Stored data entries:
────────────────────────────────────────
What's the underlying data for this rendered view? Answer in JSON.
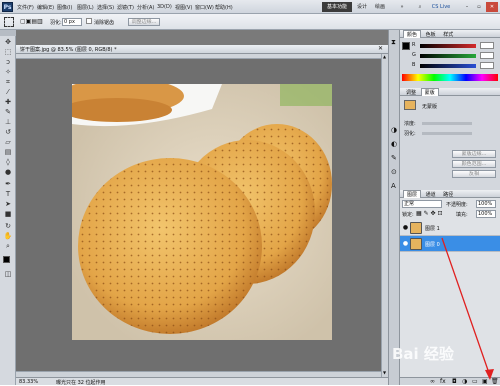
{
  "menubar": {
    "logo": "Ps",
    "items": [
      "文件(F)",
      "编辑(E)",
      "图像(I)",
      "图层(L)",
      "选择(S)",
      "滤镜(T)",
      "分析(A)",
      "3D(D)",
      "视图(V)",
      "窗口(W)",
      "帮助(H)"
    ],
    "zoom": "83.5",
    "workspaces": [
      "基本功能",
      "设计",
      "绘画"
    ],
    "cslive": "CS Live"
  },
  "options": {
    "feather_label": "羽化:",
    "feather_value": "0 px",
    "antialias_label": "消除锯齿",
    "style_label": "样式:",
    "refine_edge": "调整边缘..."
  },
  "document": {
    "tab_title": "饼干图案.jpg @ 83.5% (图层 0, RGB/8) *",
    "zoom_status": "83.33%",
    "status_text": "曝光只在 32 位起作用"
  },
  "color_panel": {
    "tabs": [
      "颜色",
      "色板",
      "样式"
    ],
    "channels": [
      "R",
      "G",
      "B"
    ]
  },
  "adjust_panel": {
    "tabs": [
      "调整",
      "蒙版"
    ],
    "title": "无蒙版",
    "fields": [
      "浓度:",
      "羽化:"
    ],
    "buttons": [
      "蒙版边缘...",
      "颜色范围...",
      "反相"
    ]
  },
  "layers_panel": {
    "tabs": [
      "图层",
      "通道",
      "路径"
    ],
    "blend_mode": "正常",
    "opacity_label": "不透明度:",
    "opacity_value": "100%",
    "lock_label": "锁定:",
    "fill_label": "填充:",
    "fill_value": "100%",
    "layers": [
      {
        "name": "图层 1",
        "selected": false
      },
      {
        "name": "图层 0",
        "selected": true
      }
    ]
  },
  "watermark": "Bai 经验",
  "colors": {
    "accent": "#3a8ee6",
    "arrow": "#e02020",
    "r_bar": "#d42a2a",
    "g_bar": "#27a83a",
    "b_bar": "#2a4fd4"
  },
  "icons": [
    "move-icon",
    "marquee-icon",
    "lasso-icon",
    "magic-wand-icon",
    "crop-icon",
    "eyedropper-icon",
    "healing-icon",
    "brush-icon",
    "stamp-icon",
    "history-brush-icon",
    "eraser-icon",
    "gradient-icon",
    "blur-icon",
    "dodge-icon",
    "pen-icon",
    "type-icon",
    "path-select-icon",
    "shape-icon",
    "hand-icon",
    "zoom-icon"
  ]
}
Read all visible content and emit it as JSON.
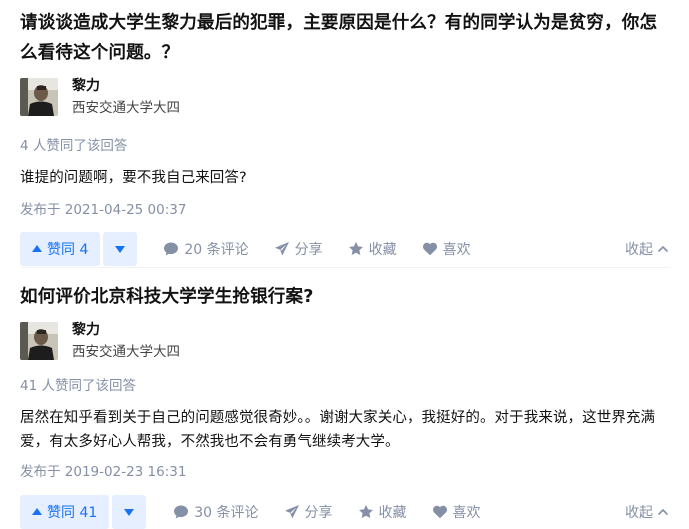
{
  "answers": [
    {
      "question_title": "请谈谈造成大学生黎力最后的犯罪，主要原因是什么？有的同学认为是贫穷，你怎么看待这个问题。？",
      "author": {
        "name": "黎力",
        "headline": "西安交通大学大四"
      },
      "vote_summary": "4 人赞同了该回答",
      "content": "谁提的问题啊，要不我自己来回答?",
      "publish_time": "发布于 2021-04-25 00:37",
      "actions": {
        "upvote_label": "赞同 4",
        "comment_label": "20 条评论",
        "share_label": "分享",
        "collect_label": "收藏",
        "like_label": "喜欢",
        "collapse_label": "收起"
      }
    },
    {
      "question_title": "如何评价北京科技大学学生抢银行案?",
      "author": {
        "name": "黎力",
        "headline": "西安交通大学大四"
      },
      "vote_summary": "41 人赞同了该回答",
      "content": "居然在知乎看到关于自己的问题感觉很奇妙。。谢谢大家关心，我挺好的。对于我来说，这世界充满爱，有太多好心人帮我，不然我也不会有勇气继续考大学。",
      "publish_time": "发布于 2019-02-23 16:31",
      "actions": {
        "upvote_label": "赞同 41",
        "comment_label": "30 条评论",
        "share_label": "分享",
        "collect_label": "收藏",
        "like_label": "喜欢",
        "collapse_label": "收起"
      }
    }
  ],
  "colors": {
    "accent": "#1772f6",
    "accent_bg": "#e5efff",
    "muted": "#8590a6",
    "text": "#121212"
  },
  "icons": {
    "upvote": "triangle-up-icon",
    "downvote": "triangle-down-icon",
    "comment": "comment-bubble-icon",
    "share": "paper-plane-icon",
    "collect": "star-icon",
    "like": "heart-icon",
    "collapse": "chevron-up-icon"
  }
}
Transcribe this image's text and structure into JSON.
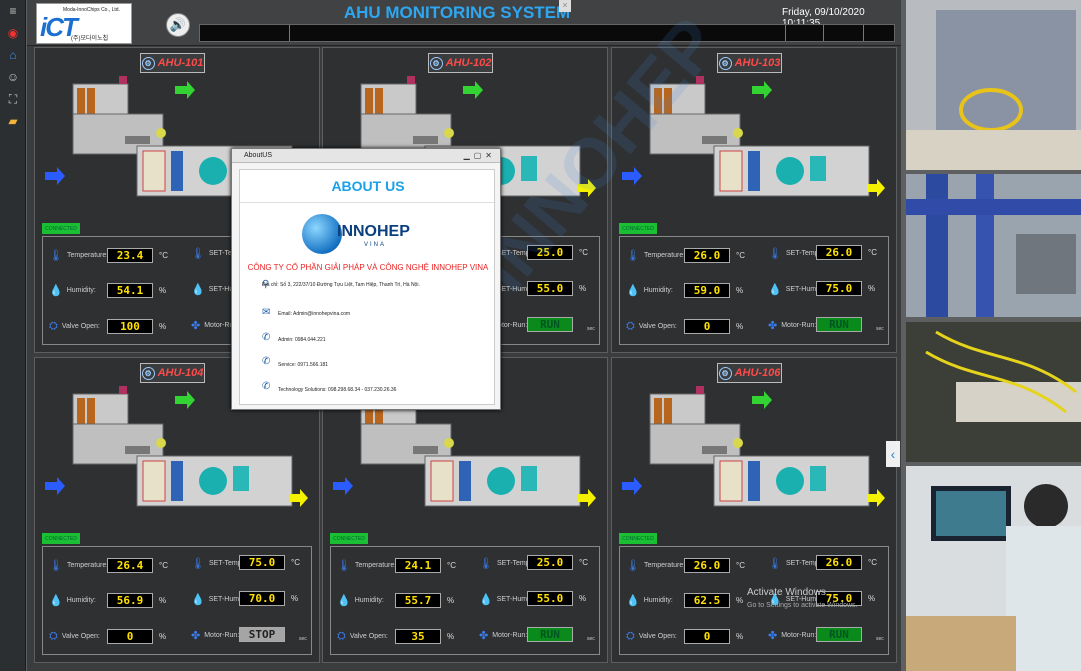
{
  "app": {
    "title": "AHU MONITORING SYSTEM",
    "datetime": "Friday, 09/10/2020 10:11:35",
    "logo_big": "iCT",
    "logo_small": "Moda-InnoChips Co., Ltd.",
    "logo_korean": "(주)모다이노칩",
    "close_glyph": "×"
  },
  "units": {
    "temp": "°C",
    "pct": "%",
    "sec": "sec"
  },
  "labels": {
    "temperature": "Temperature:",
    "humidity": "Humidity:",
    "valve": "Valve Open:",
    "set_temp": "SET-Temp:",
    "set_humi": "SET-Humi:",
    "motor": "Motor-Run:",
    "connected": "CONNECTED"
  },
  "panels": [
    {
      "name": "AHU-101",
      "temperature": "23.4",
      "humidity": "54.1",
      "valve": "100",
      "set_temp": "",
      "set_humi": "",
      "motor": ""
    },
    {
      "name": "AHU-102",
      "temperature": "",
      "humidity": "",
      "valve": "",
      "set_temp": "25.0",
      "set_humi": "55.0",
      "motor": "RUN"
    },
    {
      "name": "AHU-103",
      "temperature": "26.0",
      "humidity": "59.0",
      "valve": "0",
      "set_temp": "26.0",
      "set_humi": "75.0",
      "motor": "RUN"
    },
    {
      "name": "AHU-104",
      "temperature": "26.4",
      "humidity": "56.9",
      "valve": "0",
      "set_temp": "75.0",
      "set_humi": "70.0",
      "motor": "STOP"
    },
    {
      "name": "",
      "temperature": "24.1",
      "humidity": "55.7",
      "valve": "35",
      "set_temp": "25.0",
      "set_humi": "55.0",
      "motor": "RUN"
    },
    {
      "name": "AHU-106",
      "temperature": "26.0",
      "humidity": "62.5",
      "valve": "0",
      "set_temp": "26.0",
      "set_humi": "75.0",
      "motor": "RUN"
    }
  ],
  "about": {
    "window_title": "AboutUS",
    "heading": "ABOUT US",
    "brand": "INNOHEP",
    "brand_sub": "VINA",
    "company": "CÔNG TY CỔ PHẦN GIẢI PHÁP VÀ CÔNG NGHỆ INNOHEP VINA",
    "address": "Địa chỉ: Số 3, 222/37/10 Đường Tựu Liệt, Tam Hiệp, Thanh Trì, Hà Nội.",
    "email": "Email: Admin@innohepvina.com",
    "admin": "Admin: 0984.044.221",
    "service": "Service: 0971.566.181",
    "tech": "Technology Solutions: 098.298.68.34 - 037.230.26.36"
  },
  "windows_notice": {
    "line1": "Activate Windows",
    "line2": "Go to Settings to activate Windows."
  },
  "watermark": "INNOHEP",
  "icons": {
    "menu": "hamburger-icon",
    "speaker": "speaker-icon",
    "bell": "bell-icon",
    "thermometer": "thermometer-icon",
    "drop": "drop-icon",
    "valve": "valve-icon",
    "fan": "fan-icon"
  },
  "colors": {
    "title": "#2ea7f0",
    "panel_name": "#ff4a4a",
    "value": "#ffe000",
    "run": "#0a8a1a",
    "connected": "#1bbf33"
  }
}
────────────────────────────────────────
**Work to be completed:** Transcribe the preceding listing in its entirety and with exact wording, leaving out pictures.

**Exercise result:**
What's the underlying data for this rendered view? Answer in JSON.
{
  "menubar": {
    "logo": "Ps",
    "items": [
      "文件(F)",
      "编辑(E)",
      "图像(I)",
      "图层(L)",
      "选择(S)",
      "滤镜(T)",
      "分析(A)",
      "3D(D)",
      "视图(V)",
      "窗口(W)",
      "帮助(H)"
    ],
    "zoom": "83.5",
    "workspaces": [
      "基本功能",
      "设计",
      "绘画"
    ],
    "cslive": "CS Live"
  },
  "options": {
    "feather_label": "羽化:",
    "feather_value": "0 px",
    "antialias_label": "消除锯齿",
    "style_label": "样式:",
    "refine_edge": "调整边缘..."
  },
  "document": {
    "tab_title": "饼干图案.jpg @ 83.5% (图层 0, RGB/8) *",
    "zoom_status": "83.33%",
    "status_text": "曝光只在 32 位起作用"
  },
  "color_panel": {
    "tabs": [
      "颜色",
      "色板",
      "样式"
    ],
    "channels": [
      "R",
      "G",
      "B"
    ]
  },
  "adjust_panel": {
    "tabs": [
      "调整",
      "蒙版"
    ],
    "title": "无蒙版",
    "fields": [
      "浓度:",
      "羽化:"
    ],
    "buttons": [
      "蒙版边缘...",
      "颜色范围...",
      "反相"
    ]
  },
  "layers_panel": {
    "tabs": [
      "图层",
      "通道",
      "路径"
    ],
    "blend_mode": "正常",
    "opacity_label": "不透明度:",
    "opacity_value": "100%",
    "lock_label": "锁定:",
    "fill_label": "填充:",
    "fill_value": "100%",
    "layers": [
      {
        "name": "图层 1",
        "selected": false
      },
      {
        "name": "图层 0",
        "selected": true
      }
    ]
  },
  "watermark": "Bai 经验",
  "colors": {
    "accent": "#3a8ee6",
    "arrow": "#e02020",
    "r_bar": "#d42a2a",
    "g_bar": "#27a83a",
    "b_bar": "#2a4fd4"
  },
  "icons": [
    "move-icon",
    "marquee-icon",
    "lasso-icon",
    "magic-wand-icon",
    "crop-icon",
    "eyedropper-icon",
    "healing-icon",
    "brush-icon",
    "stamp-icon",
    "history-brush-icon",
    "eraser-icon",
    "gradient-icon",
    "blur-icon",
    "dodge-icon",
    "pen-icon",
    "type-icon",
    "path-select-icon",
    "shape-icon",
    "hand-icon",
    "zoom-icon"
  ]
}
Read all visible content and emit it as JSON.
{
  "answers": [
    {
      "question_title": "请谈谈造成大学生黎力最后的犯罪，主要原因是什么？有的同学认为是贫穷，你怎么看待这个问题。？",
      "author": {
        "name": "黎力",
        "headline": "西安交通大学大四"
      },
      "vote_summary": "4 人赞同了该回答",
      "content": "谁提的问题啊，要不我自己来回答?",
      "publish_time": "发布于 2021-04-25 00:37",
      "actions": {
        "upvote_label": "赞同 4",
        "comment_label": "20 条评论",
        "share_label": "分享",
        "collect_label": "收藏",
        "like_label": "喜欢",
        "collapse_label": "收起"
      }
    },
    {
      "question_title": "如何评价北京科技大学学生抢银行案?",
      "author": {
        "name": "黎力",
        "headline": "西安交通大学大四"
      },
      "vote_summary": "41 人赞同了该回答",
      "content": "居然在知乎看到关于自己的问题感觉很奇妙。。谢谢大家关心，我挺好的。对于我来说，这世界充满爱，有太多好心人帮我，不然我也不会有勇气继续考大学。",
      "publish_time": "发布于 2019-02-23 16:31",
      "actions": {
        "upvote_label": "赞同 41",
        "comment_label": "30 条评论",
        "share_label": "分享",
        "collect_label": "收藏",
        "like_label": "喜欢",
        "collapse_label": "收起"
      }
    }
  ],
  "colors": {
    "accent": "#1772f6",
    "accent_bg": "#e5efff",
    "muted": "#8590a6",
    "text": "#121212"
  },
  "icons": {
    "upvote": "triangle-up-icon",
    "downvote": "triangle-down-icon",
    "comment": "comment-bubble-icon",
    "share": "paper-plane-icon",
    "collect": "star-icon",
    "like": "heart-icon",
    "collapse": "chevron-up-icon"
  }
}
Transcribe this image's text and structure into JSON.
{
  "app": {
    "title": "AHU MONITORING SYSTEM",
    "datetime": "Friday, 09/10/2020 10:11:35",
    "logo_big": "iCT",
    "logo_small": "Moda-InnoChips Co., Ltd.",
    "logo_korean": "(주)모다이노칩",
    "close_glyph": "×"
  },
  "units": {
    "temp": "°C",
    "pct": "%",
    "sec": "sec"
  },
  "labels": {
    "temperature": "Temperature:",
    "humidity": "Humidity:",
    "valve": "Valve Open:",
    "set_temp": "SET-Temp:",
    "set_humi": "SET-Humi:",
    "motor": "Motor-Run:",
    "connected": "CONNECTED"
  },
  "panels": [
    {
      "name": "AHU-101",
      "temperature": "23.4",
      "humidity": "54.1",
      "valve": "100",
      "set_temp": "",
      "set_humi": "",
      "motor": ""
    },
    {
      "name": "AHU-102",
      "temperature": "",
      "humidity": "",
      "valve": "",
      "set_temp": "25.0",
      "set_humi": "55.0",
      "motor": "RUN"
    },
    {
      "name": "AHU-103",
      "temperature": "26.0",
      "humidity": "59.0",
      "valve": "0",
      "set_temp": "26.0",
      "set_humi": "75.0",
      "motor": "RUN"
    },
    {
      "name": "AHU-104",
      "temperature": "26.4",
      "humidity": "56.9",
      "valve": "0",
      "set_temp": "75.0",
      "set_humi": "70.0",
      "motor": "STOP"
    },
    {
      "name": "",
      "temperature": "24.1",
      "humidity": "55.7",
      "valve": "35",
      "set_temp": "25.0",
      "set_humi": "55.0",
      "motor": "RUN"
    },
    {
      "name": "AHU-106",
      "temperature": "26.0",
      "humidity": "62.5",
      "valve": "0",
      "set_temp": "26.0",
      "set_humi": "75.0",
      "motor": "RUN"
    }
  ],
  "about": {
    "window_title": "AboutUS",
    "heading": "ABOUT US",
    "brand": "INNOHEP",
    "brand_sub": "VINA",
    "company": "CÔNG TY CỔ PHẦN GIẢI PHÁP VÀ CÔNG NGHỆ INNOHEP VINA",
    "address": "Địa chỉ: Số 3, 222/37/10 Đường Tựu Liệt, Tam Hiệp, Thanh Trì, Hà Nội.",
    "email": "Email: Admin@innohepvina.com",
    "admin": "Admin: 0984.044.221",
    "service": "Service: 0971.566.181",
    "tech": "Technology Solutions: 098.298.68.34 - 037.230.26.36"
  },
  "windows_notice": {
    "line1": "Activate Windows",
    "line2": "Go to Settings to activate Windows."
  },
  "watermark": "INNOHEP",
  "icons": {
    "menu": "hamburger-icon",
    "speaker": "speaker-icon",
    "bell": "bell-icon",
    "thermometer": "thermometer-icon",
    "drop": "drop-icon",
    "valve": "valve-icon",
    "fan": "fan-icon"
  },
  "colors": {
    "title": "#2ea7f0",
    "panel_name": "#ff4a4a",
    "value": "#ffe000",
    "run": "#0a8a1a",
    "connected": "#1bbf33"
  }
}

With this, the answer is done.